(Dataset excerpts)
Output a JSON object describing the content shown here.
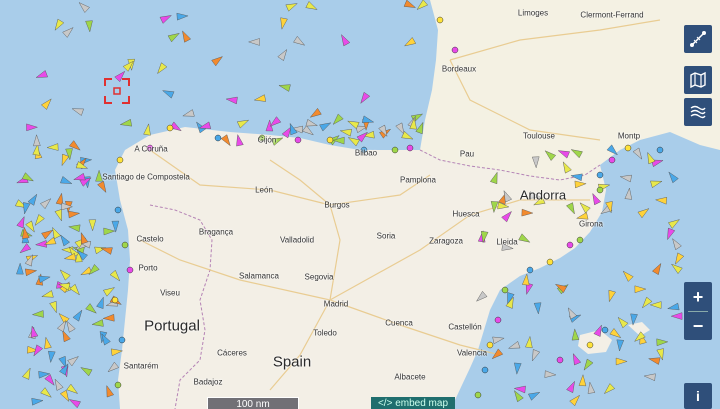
{
  "map": {
    "countries": [
      "Spain",
      "Portugal",
      "Andorra"
    ],
    "cities": [
      "Limoges",
      "Clermont-Ferrand",
      "Bordeaux",
      "Toulouse",
      "Montp",
      "A Coruña",
      "Santiago de Compostela",
      "Gijón",
      "Bilbao",
      "Pamplona",
      "León",
      "Burgos",
      "Huesca",
      "Girona",
      "Bragança",
      "Valladolid",
      "Soria",
      "Zaragoza",
      "Lleida",
      "Castelo",
      "Porto",
      "Salamanca",
      "Segovia",
      "Viseu",
      "Madrid",
      "Toledo",
      "Cuenca",
      "Castellón",
      "Valencia",
      "Santarém",
      "Cáceres",
      "Badajoz",
      "Albacete",
      "Pau"
    ]
  },
  "controls": {
    "scale_label": "100 nm",
    "embed_label": "</> embed map",
    "zoom_in": "+",
    "zoom_out": "−",
    "info": "i"
  },
  "icons": [
    "measure-icon",
    "map-layers-icon",
    "weather-icon",
    "info-icon"
  ],
  "colors": {
    "sea": "#a9cdea",
    "land": "#f3efe6",
    "france": "#f4f1e3",
    "control": "#2f4f7a",
    "border": "#b583b5"
  }
}
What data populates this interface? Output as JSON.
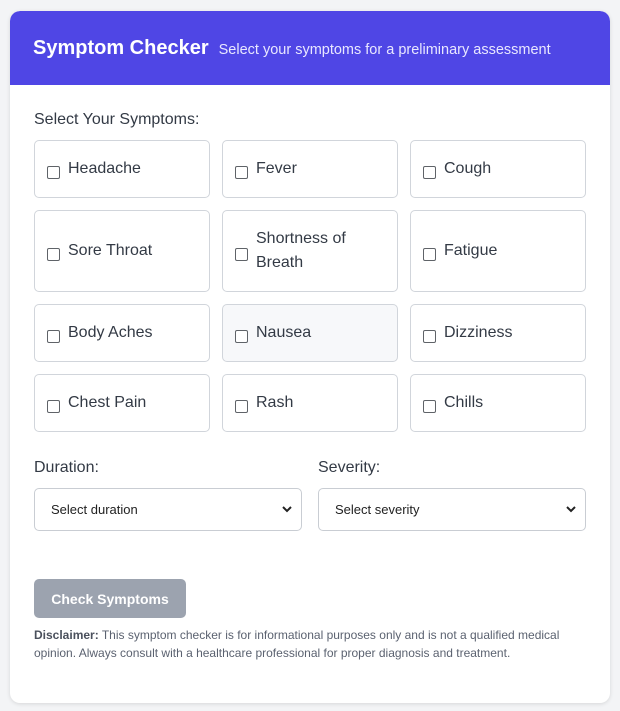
{
  "header": {
    "title": "Symptom Checker",
    "subtitle": "Select your symptoms for a preliminary assessment",
    "accent_color": "#4f46e5"
  },
  "symptoms": {
    "section_label": "Select Your Symptoms:",
    "items": [
      {
        "label": "Headache",
        "checked": false
      },
      {
        "label": "Fever",
        "checked": false
      },
      {
        "label": "Cough",
        "checked": false
      },
      {
        "label": "Sore Throat",
        "checked": false
      },
      {
        "label": "Shortness of Breath",
        "checked": false
      },
      {
        "label": "Fatigue",
        "checked": false
      },
      {
        "label": "Body Aches",
        "checked": false
      },
      {
        "label": "Nausea",
        "checked": false
      },
      {
        "label": "Dizziness",
        "checked": false
      },
      {
        "label": "Chest Pain",
        "checked": false
      },
      {
        "label": "Rash",
        "checked": false
      },
      {
        "label": "Chills",
        "checked": false
      }
    ]
  },
  "duration": {
    "label": "Duration:",
    "selected": "Select duration"
  },
  "severity": {
    "label": "Severity:",
    "selected": "Select severity"
  },
  "submit": {
    "label": "Check Symptoms",
    "disabled": true
  },
  "disclaimer": {
    "heading": "Disclaimer:",
    "text": "This symptom checker is for informational purposes only and is not a qualified medical opinion. Always consult with a healthcare professional for proper diagnosis and treatment."
  }
}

**SHORT EXERCISE**.
Look through the entries and return every line where "Output" appears.

**RESULT OF THIS EXERCISE**.
Output a JSON object describing the content shown here.
What data populates this interface? Output as JSON.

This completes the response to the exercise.